#### The exercise:
Exclude the pictures, then repeat the remaining data exactly.
---------- Listing
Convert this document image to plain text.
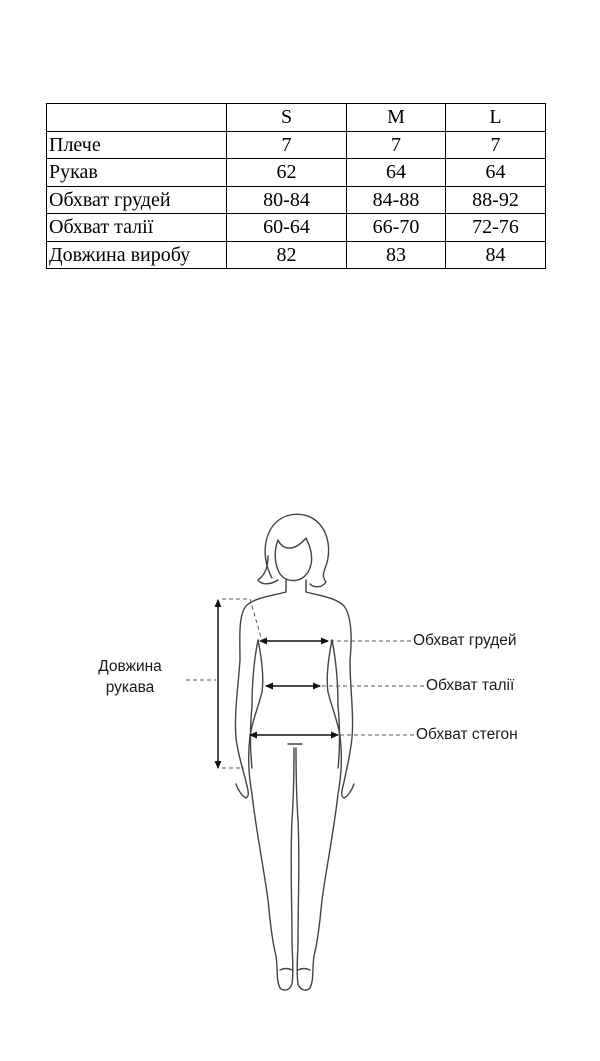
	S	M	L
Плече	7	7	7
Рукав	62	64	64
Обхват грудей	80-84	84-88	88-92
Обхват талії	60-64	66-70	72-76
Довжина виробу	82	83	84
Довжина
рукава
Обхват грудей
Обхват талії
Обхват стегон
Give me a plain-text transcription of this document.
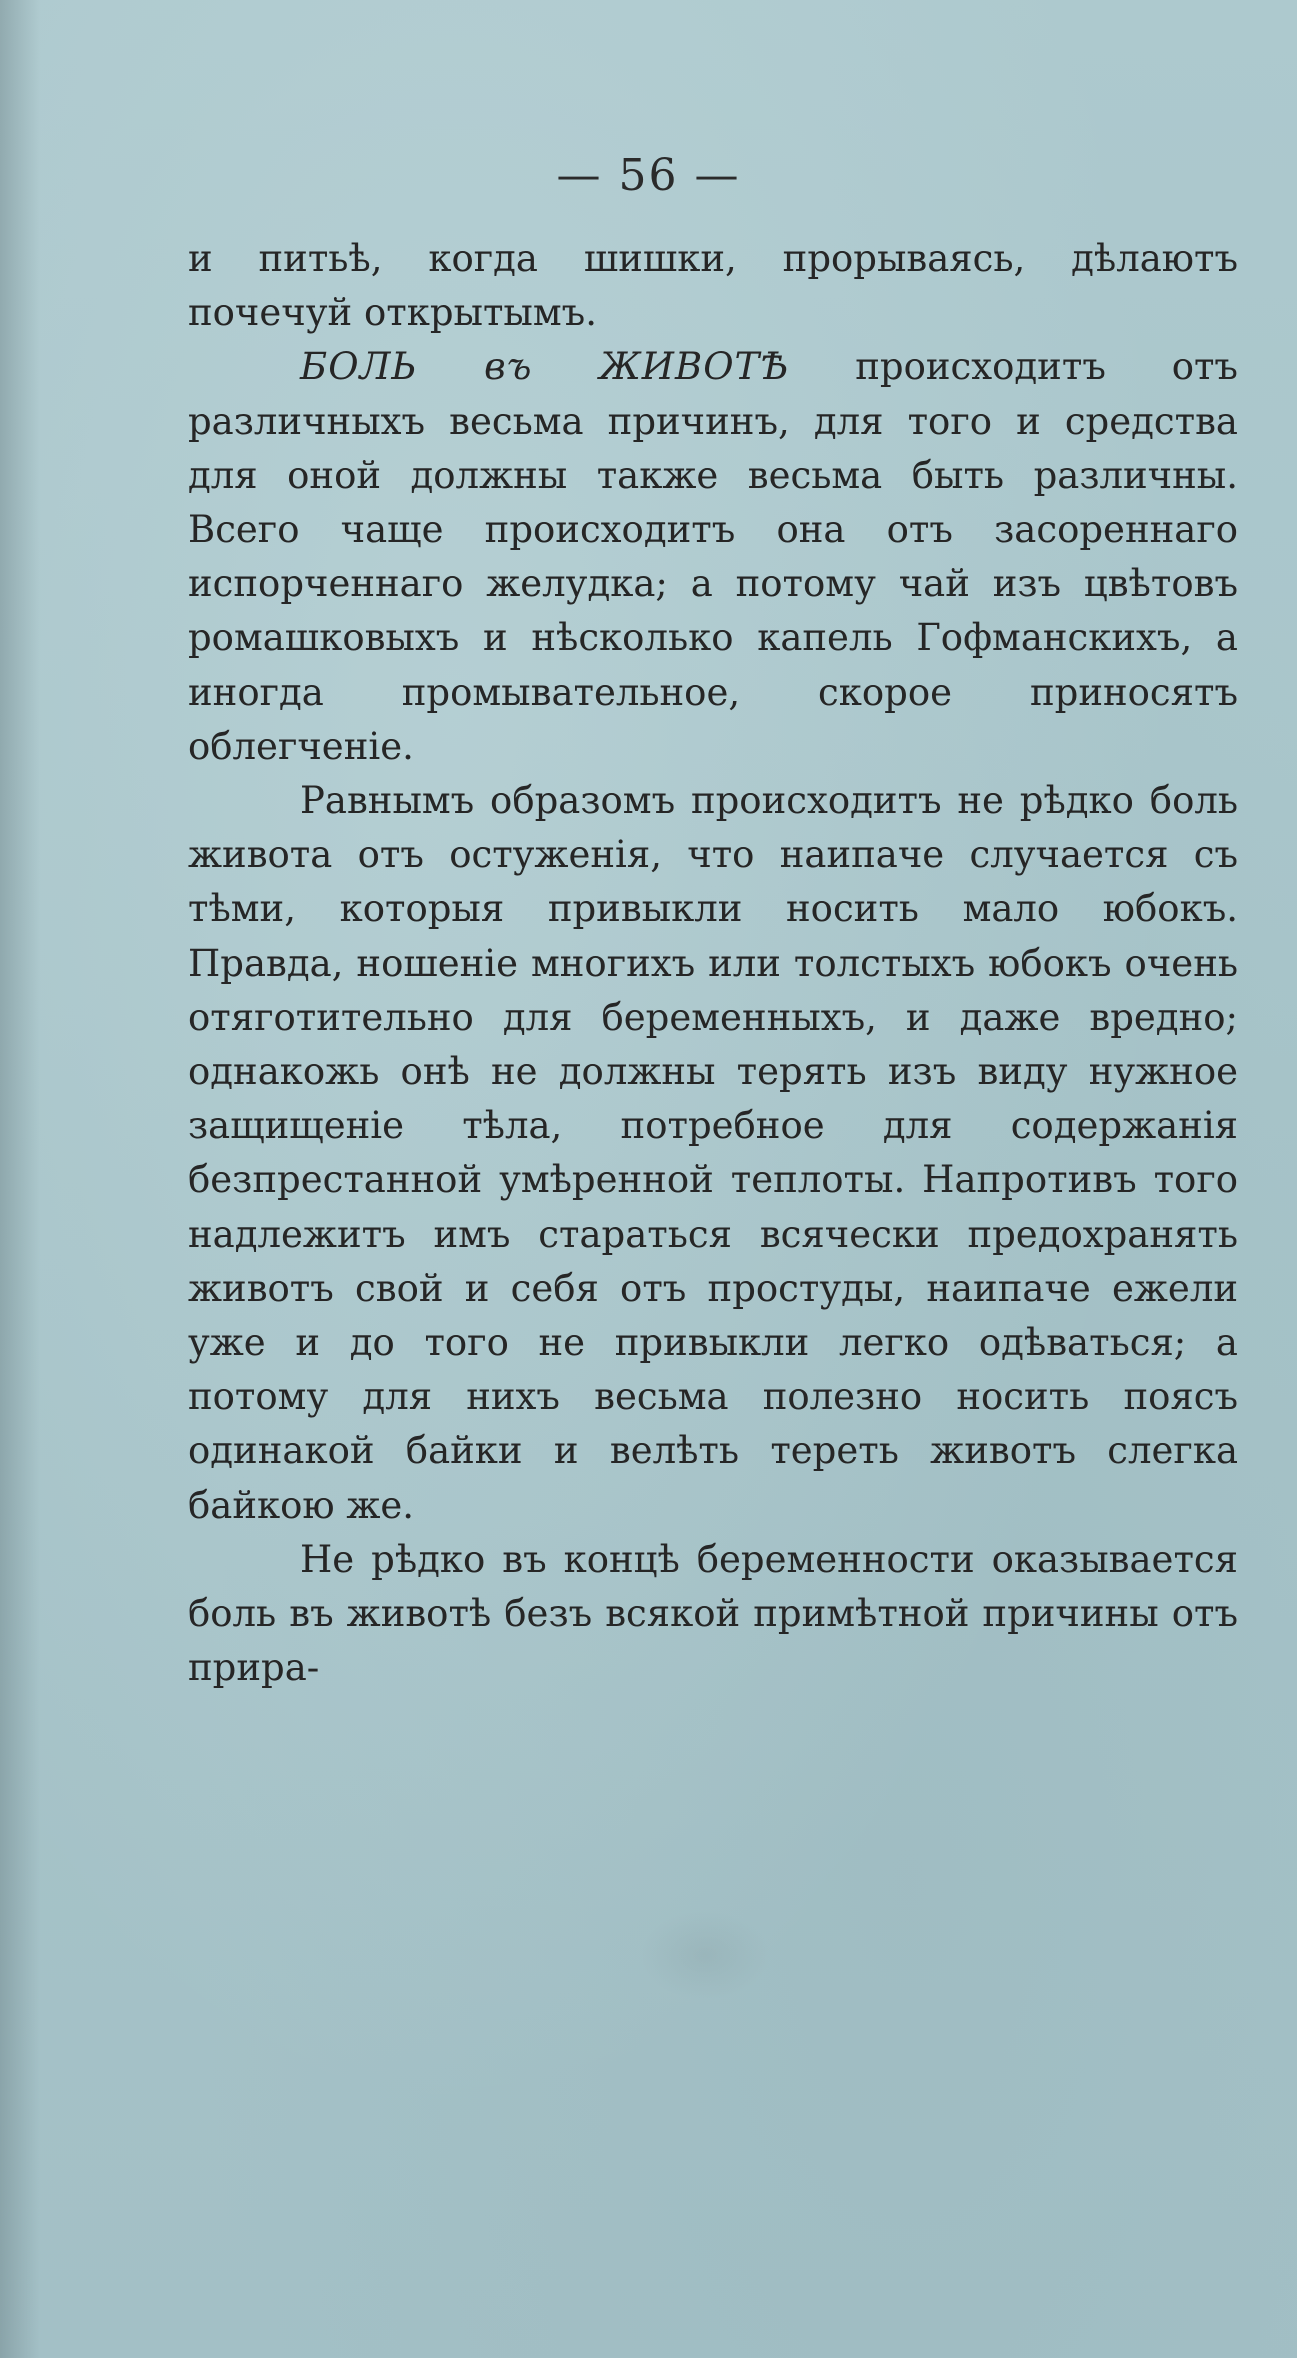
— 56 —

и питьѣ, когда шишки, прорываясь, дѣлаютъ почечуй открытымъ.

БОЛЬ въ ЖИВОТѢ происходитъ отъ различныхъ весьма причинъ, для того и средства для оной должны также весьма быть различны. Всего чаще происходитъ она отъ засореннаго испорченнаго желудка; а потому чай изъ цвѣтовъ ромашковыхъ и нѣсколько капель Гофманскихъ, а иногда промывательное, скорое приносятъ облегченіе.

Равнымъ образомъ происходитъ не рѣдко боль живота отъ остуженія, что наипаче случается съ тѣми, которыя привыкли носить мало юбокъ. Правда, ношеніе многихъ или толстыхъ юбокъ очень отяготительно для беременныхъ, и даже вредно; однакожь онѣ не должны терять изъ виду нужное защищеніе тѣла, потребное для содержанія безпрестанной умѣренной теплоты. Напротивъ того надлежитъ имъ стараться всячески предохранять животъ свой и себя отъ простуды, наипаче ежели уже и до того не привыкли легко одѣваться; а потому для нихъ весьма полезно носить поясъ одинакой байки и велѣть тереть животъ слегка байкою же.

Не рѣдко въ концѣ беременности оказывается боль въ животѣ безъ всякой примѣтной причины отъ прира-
--------------------
#### The completed task:
Convert this document image to plain text.
	S	M	L
Плече	7	7	7
Рукав	62	64	64
Обхват грудей	80-84	84-88	88-92
Обхват талії	60-64	66-70	72-76
Довжина виробу	82	83	84
Довжина
рукава
Обхват грудей
Обхват талії
Обхват стегон
Give me a plain-text transcription of this document.
— 56 —

и питьѣ, когда шишки, прорываясь, дѣлаютъ почечуй открытымъ.

БОЛЬ въ ЖИВОТѢ происходитъ отъ различныхъ весьма причинъ, для того и средства для оной должны также весьма быть различны. Всего чаще происходитъ она отъ засореннаго испорченнаго желудка; а потому чай изъ цвѣтовъ ромашковыхъ и нѣсколько капель Гофманскихъ, а иногда промывательное, скорое приносятъ облегченіе.

Равнымъ образомъ происходитъ не рѣдко боль живота отъ остуженія, что наипаче случается съ тѣми, которыя привыкли носить мало юбокъ. Правда, ношеніе многихъ или толстыхъ юбокъ очень отяготительно для беременныхъ, и даже вредно; однакожь онѣ не должны терять изъ виду нужное защищеніе тѣла, потребное для содержанія безпрестанной умѣренной теплоты. Напротивъ того надлежитъ имъ стараться всячески предохранять животъ свой и себя отъ простуды, наипаче ежели уже и до того не привыкли легко одѣваться; а потому для нихъ весьма полезно носить поясъ одинакой байки и велѣть тереть животъ слегка байкою же.

Не рѣдко въ концѣ беременности оказывается боль въ животѣ безъ всякой примѣтной причины отъ прира-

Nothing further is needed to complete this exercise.